> _Problem to solve_
Write out each line that follows exactly as it stands, without the pictures.

> _Records provided_

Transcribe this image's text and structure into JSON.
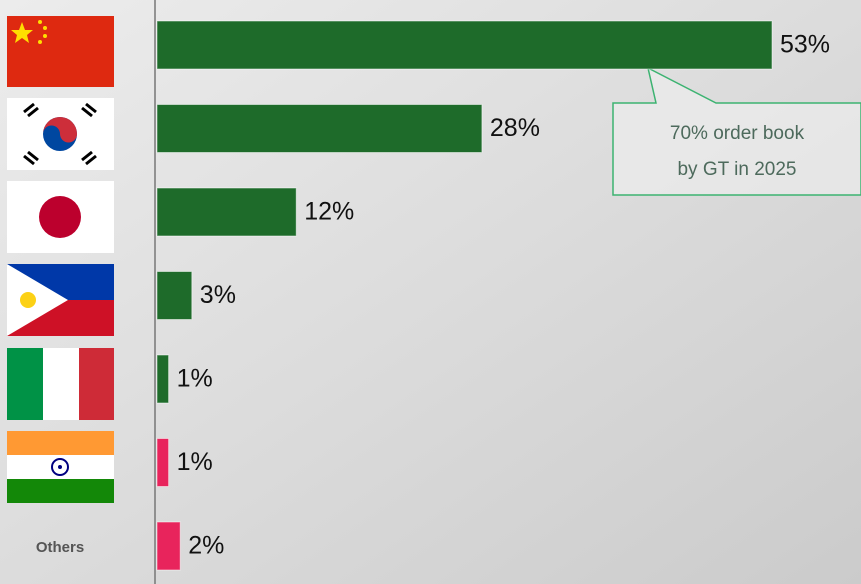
{
  "chart_data": {
    "type": "bar",
    "orientation": "horizontal",
    "categories": [
      null,
      null,
      null,
      null,
      null,
      null,
      "Others"
    ],
    "values": [
      53,
      28,
      12,
      3,
      1,
      1,
      2
    ],
    "value_labels": [
      "53%",
      "28%",
      "12%",
      "3%",
      "1%",
      "1%",
      "2%"
    ],
    "colors": [
      "#1e6b2a",
      "#1e6b2a",
      "#1e6b2a",
      "#1e6b2a",
      "#1e6b2a",
      "#e8245c",
      "#e8245c"
    ],
    "annotation": [
      "70% order book",
      "by GT in 2025"
    ]
  }
}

> _Output of the exercise_
Transcribe this image's text and structure into JSON.
{
  "chart_data": {
    "type": "bar",
    "orientation": "horizontal",
    "categories": [
      null,
      null,
      null,
      null,
      null,
      null,
      "Others"
    ],
    "values": [
      53,
      28,
      12,
      3,
      1,
      1,
      2
    ],
    "value_labels": [
      "53%",
      "28%",
      "12%",
      "3%",
      "1%",
      "1%",
      "2%"
    ],
    "colors": [
      "#1e6b2a",
      "#1e6b2a",
      "#1e6b2a",
      "#1e6b2a",
      "#1e6b2a",
      "#e8245c",
      "#e8245c"
    ],
    "annotation": [
      "70% order book",
      "by GT in 2025"
    ]
  }
}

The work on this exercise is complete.